(Figure contents as structured data)
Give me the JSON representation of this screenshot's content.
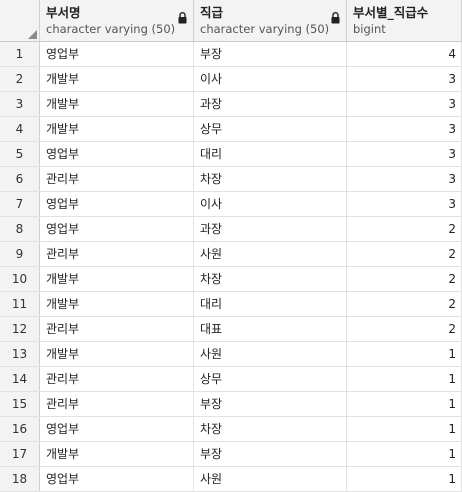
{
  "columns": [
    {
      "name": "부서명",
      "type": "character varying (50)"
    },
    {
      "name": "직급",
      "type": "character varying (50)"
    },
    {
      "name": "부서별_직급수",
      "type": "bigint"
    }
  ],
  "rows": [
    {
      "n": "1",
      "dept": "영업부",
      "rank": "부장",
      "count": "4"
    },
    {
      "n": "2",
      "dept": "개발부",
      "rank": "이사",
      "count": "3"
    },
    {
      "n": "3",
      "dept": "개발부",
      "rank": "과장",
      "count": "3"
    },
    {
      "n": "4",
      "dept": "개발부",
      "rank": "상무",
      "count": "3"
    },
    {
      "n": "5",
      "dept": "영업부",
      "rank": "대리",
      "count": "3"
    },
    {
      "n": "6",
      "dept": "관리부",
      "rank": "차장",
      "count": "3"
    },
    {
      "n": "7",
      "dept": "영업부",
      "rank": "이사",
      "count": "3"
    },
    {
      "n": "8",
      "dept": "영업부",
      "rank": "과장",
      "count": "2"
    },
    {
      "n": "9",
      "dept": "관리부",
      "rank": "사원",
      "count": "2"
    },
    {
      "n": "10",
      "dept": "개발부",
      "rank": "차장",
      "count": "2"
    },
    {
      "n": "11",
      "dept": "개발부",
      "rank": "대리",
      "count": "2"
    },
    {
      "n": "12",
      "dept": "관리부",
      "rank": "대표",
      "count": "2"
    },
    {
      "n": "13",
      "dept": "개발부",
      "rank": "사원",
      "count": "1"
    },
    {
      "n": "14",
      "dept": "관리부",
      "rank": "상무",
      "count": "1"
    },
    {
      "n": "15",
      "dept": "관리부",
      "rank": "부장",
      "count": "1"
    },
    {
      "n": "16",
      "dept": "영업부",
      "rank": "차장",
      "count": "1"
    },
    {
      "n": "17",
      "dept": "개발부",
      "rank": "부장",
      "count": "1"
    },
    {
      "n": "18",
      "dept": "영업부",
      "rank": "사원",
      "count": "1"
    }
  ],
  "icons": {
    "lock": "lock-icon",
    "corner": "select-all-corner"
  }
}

...

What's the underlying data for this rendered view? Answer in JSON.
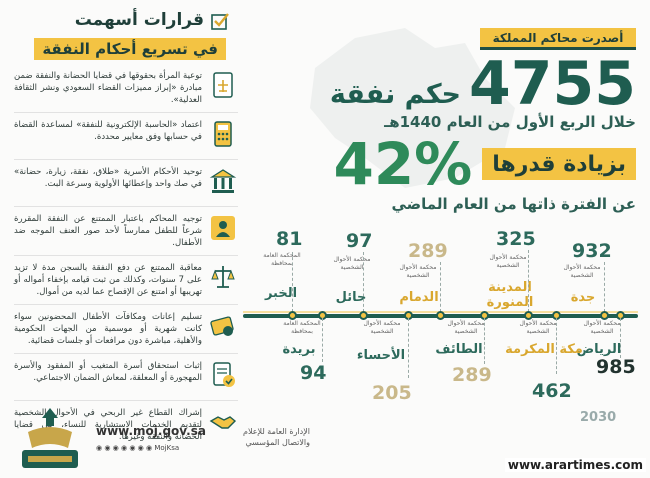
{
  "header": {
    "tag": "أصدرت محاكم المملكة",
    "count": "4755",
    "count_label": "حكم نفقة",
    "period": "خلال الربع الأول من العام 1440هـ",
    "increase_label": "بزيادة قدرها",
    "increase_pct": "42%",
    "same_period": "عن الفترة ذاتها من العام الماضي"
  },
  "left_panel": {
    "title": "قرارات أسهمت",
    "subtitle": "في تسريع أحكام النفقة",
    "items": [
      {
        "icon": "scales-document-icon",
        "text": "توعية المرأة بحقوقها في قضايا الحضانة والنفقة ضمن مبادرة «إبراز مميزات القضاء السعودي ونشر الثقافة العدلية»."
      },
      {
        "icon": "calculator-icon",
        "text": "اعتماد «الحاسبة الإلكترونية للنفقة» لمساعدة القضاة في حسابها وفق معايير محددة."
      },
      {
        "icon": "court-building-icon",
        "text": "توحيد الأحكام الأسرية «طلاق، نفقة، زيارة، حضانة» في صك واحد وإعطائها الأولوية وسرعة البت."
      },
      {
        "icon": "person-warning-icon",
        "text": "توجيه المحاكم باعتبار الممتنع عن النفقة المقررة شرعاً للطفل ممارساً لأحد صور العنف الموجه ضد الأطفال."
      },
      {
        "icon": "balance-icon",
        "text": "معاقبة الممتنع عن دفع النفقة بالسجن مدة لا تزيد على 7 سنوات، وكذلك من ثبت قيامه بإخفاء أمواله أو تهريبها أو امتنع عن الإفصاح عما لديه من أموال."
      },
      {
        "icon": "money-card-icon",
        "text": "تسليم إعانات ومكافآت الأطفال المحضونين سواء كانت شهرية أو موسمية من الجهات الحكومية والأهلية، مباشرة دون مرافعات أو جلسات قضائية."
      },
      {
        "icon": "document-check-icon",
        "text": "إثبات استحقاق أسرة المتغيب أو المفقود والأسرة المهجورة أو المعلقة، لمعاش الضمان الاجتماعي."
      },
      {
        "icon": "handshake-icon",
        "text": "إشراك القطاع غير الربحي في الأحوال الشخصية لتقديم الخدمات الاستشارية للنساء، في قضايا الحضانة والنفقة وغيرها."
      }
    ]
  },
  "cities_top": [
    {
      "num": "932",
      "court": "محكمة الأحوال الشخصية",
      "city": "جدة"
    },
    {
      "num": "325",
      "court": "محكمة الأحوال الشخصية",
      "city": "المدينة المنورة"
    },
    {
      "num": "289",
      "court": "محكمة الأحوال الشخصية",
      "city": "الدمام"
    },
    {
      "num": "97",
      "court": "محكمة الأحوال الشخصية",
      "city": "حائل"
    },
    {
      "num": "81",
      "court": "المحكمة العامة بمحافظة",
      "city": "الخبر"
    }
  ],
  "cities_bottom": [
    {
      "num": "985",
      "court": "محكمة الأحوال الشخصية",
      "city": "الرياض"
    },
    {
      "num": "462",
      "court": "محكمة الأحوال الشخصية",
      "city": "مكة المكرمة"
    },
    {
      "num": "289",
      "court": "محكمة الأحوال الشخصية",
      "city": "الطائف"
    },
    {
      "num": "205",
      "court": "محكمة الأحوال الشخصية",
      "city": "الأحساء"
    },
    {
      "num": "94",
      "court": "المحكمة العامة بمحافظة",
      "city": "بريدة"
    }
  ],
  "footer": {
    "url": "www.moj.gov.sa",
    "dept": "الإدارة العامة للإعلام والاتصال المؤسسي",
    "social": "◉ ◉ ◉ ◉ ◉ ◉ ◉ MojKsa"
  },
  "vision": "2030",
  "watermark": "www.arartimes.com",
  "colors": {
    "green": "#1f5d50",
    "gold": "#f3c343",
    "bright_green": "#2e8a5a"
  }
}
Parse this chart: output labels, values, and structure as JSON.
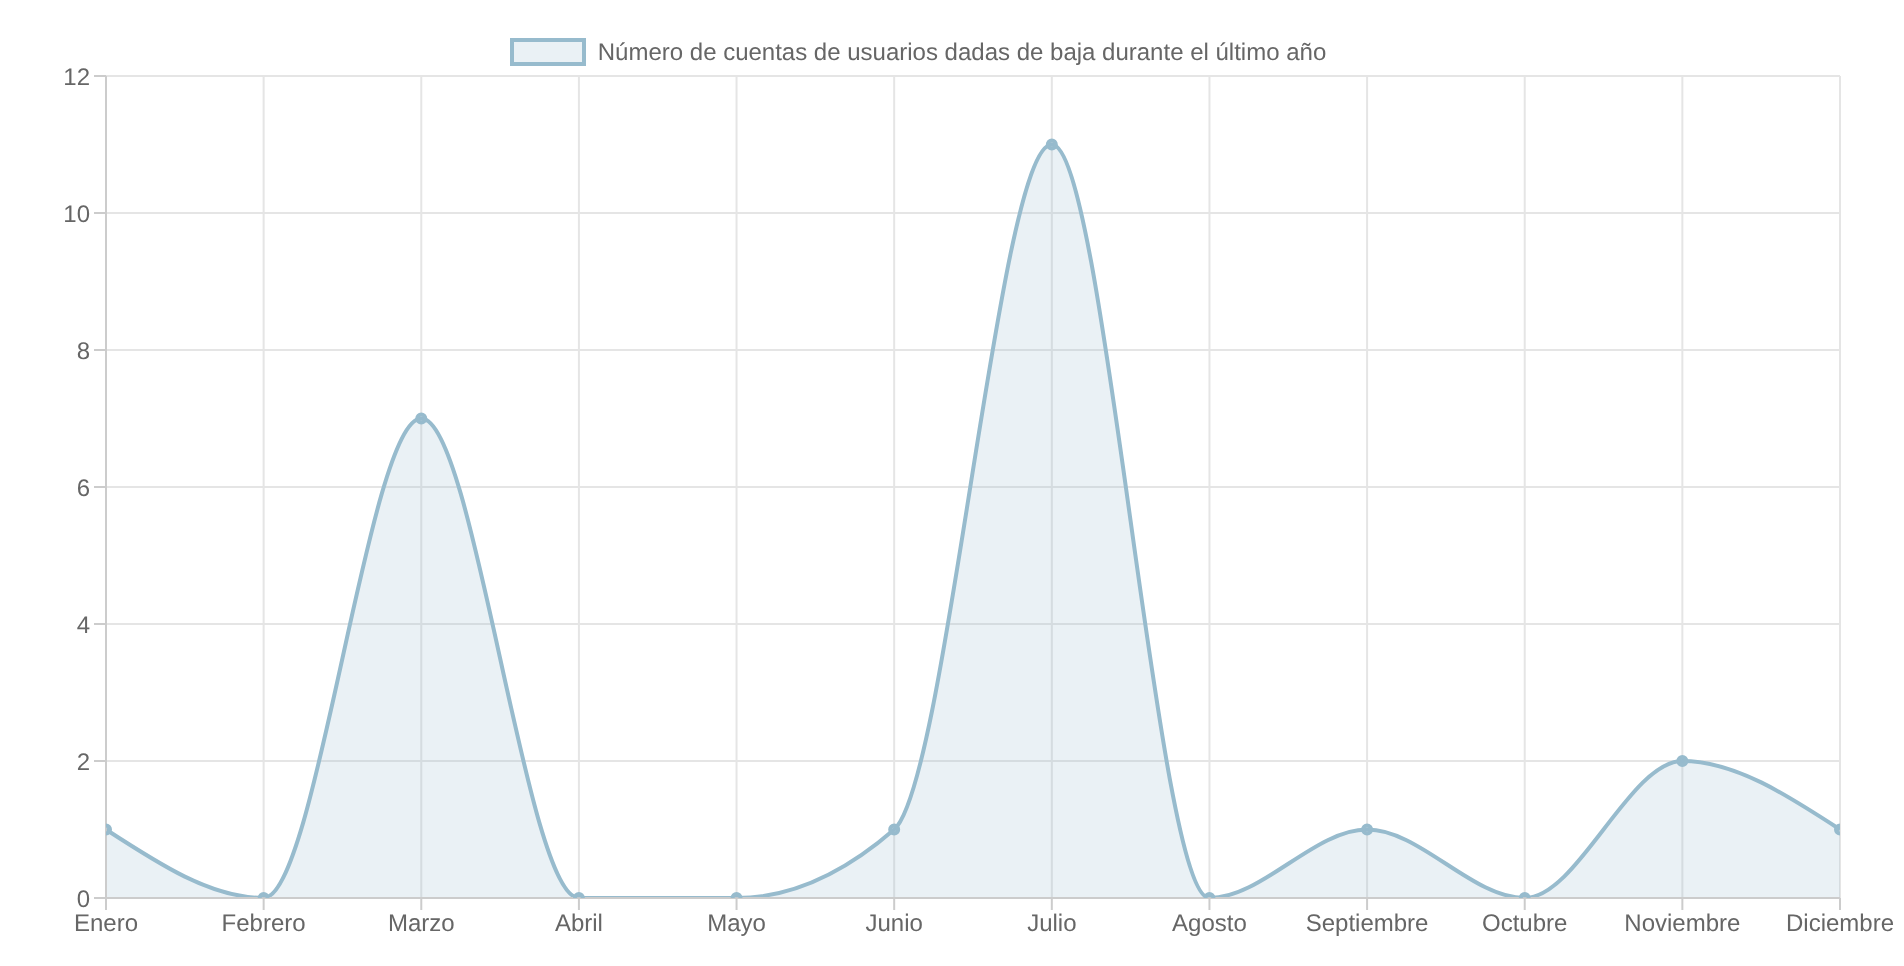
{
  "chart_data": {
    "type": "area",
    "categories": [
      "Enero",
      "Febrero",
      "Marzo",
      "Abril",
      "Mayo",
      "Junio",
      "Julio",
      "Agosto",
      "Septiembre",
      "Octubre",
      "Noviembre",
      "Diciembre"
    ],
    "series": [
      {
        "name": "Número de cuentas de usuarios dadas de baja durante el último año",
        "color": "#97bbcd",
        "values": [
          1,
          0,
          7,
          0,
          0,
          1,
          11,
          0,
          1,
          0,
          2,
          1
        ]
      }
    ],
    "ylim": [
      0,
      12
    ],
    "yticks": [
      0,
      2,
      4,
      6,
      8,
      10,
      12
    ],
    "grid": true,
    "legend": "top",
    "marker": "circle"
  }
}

**REQUIRED WORK:** Scan the material and collect every line that contains "this".

**WRITTEN RESPONSE:**
Give me the JSON representation of this screenshot's content.
What's the underlying data for this rendered view? Answer in JSON.
Parse this chart: output labels, values, and structure as JSON.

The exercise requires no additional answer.